-- Start of EXCERPTED RECORDS --
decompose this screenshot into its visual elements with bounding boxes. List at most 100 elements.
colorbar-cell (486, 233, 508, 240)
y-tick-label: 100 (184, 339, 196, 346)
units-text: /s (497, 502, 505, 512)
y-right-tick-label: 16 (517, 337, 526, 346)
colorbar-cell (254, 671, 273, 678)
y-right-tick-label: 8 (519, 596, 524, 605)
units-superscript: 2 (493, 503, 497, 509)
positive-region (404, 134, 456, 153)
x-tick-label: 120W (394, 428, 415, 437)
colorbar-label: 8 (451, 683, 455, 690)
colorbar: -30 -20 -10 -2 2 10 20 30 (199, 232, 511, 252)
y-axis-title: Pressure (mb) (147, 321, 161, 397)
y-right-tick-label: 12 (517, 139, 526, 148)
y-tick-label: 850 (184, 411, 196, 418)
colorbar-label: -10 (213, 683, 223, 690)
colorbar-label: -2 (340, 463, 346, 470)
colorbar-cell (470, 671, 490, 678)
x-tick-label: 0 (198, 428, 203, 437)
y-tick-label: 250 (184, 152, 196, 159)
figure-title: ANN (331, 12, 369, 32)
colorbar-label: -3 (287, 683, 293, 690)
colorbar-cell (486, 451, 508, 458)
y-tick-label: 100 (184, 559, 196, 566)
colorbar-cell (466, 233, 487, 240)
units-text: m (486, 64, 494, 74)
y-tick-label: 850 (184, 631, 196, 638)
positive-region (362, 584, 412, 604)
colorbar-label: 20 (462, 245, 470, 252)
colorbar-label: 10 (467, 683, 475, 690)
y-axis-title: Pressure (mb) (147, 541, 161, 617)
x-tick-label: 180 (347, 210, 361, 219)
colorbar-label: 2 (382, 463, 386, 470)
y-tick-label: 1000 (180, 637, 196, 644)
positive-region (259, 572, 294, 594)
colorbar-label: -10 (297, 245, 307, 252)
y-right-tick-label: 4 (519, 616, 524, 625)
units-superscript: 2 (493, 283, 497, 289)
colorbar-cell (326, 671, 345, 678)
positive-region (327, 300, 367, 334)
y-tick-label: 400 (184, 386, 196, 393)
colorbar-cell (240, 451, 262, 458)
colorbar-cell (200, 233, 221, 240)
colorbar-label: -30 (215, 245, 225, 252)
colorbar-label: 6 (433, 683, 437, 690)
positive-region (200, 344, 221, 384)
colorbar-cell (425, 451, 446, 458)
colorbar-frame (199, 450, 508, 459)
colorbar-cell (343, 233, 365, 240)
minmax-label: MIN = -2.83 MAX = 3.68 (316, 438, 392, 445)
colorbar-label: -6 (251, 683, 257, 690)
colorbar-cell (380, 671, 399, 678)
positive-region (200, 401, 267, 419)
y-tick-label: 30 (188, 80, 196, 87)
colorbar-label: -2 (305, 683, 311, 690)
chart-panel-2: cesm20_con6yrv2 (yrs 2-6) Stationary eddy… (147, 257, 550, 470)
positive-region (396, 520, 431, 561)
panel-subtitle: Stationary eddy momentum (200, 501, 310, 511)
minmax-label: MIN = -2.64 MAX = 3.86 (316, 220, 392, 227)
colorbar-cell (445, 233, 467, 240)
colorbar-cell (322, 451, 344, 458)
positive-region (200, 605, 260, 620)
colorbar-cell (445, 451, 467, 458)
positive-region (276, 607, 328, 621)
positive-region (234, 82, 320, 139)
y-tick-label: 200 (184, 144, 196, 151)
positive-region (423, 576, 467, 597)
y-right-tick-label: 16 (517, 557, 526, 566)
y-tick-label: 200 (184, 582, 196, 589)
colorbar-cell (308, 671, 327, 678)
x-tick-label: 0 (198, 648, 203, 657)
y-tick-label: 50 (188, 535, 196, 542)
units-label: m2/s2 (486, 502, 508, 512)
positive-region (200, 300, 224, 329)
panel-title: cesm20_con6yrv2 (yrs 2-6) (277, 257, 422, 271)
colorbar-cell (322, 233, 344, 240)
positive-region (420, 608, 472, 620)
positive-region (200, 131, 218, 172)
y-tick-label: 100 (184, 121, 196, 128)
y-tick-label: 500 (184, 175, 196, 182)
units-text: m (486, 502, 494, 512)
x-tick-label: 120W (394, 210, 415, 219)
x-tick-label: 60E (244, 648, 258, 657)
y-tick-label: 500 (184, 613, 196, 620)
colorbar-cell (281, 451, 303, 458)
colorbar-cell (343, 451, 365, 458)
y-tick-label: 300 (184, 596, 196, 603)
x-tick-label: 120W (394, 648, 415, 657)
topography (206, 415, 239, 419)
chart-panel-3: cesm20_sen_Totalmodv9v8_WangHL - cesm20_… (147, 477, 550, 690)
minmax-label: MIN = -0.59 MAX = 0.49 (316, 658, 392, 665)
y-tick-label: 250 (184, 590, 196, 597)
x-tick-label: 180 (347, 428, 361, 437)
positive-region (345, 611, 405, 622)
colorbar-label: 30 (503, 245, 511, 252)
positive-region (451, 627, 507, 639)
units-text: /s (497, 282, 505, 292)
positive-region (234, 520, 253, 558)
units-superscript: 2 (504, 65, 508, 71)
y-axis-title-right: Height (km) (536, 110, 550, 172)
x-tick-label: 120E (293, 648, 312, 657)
-- End of EXCERPTED RECORDS --
**STATED EXERCISE**
How many lines of the records contain the string "text"? Reply with the number alone.

**WORKED ANSWER**
4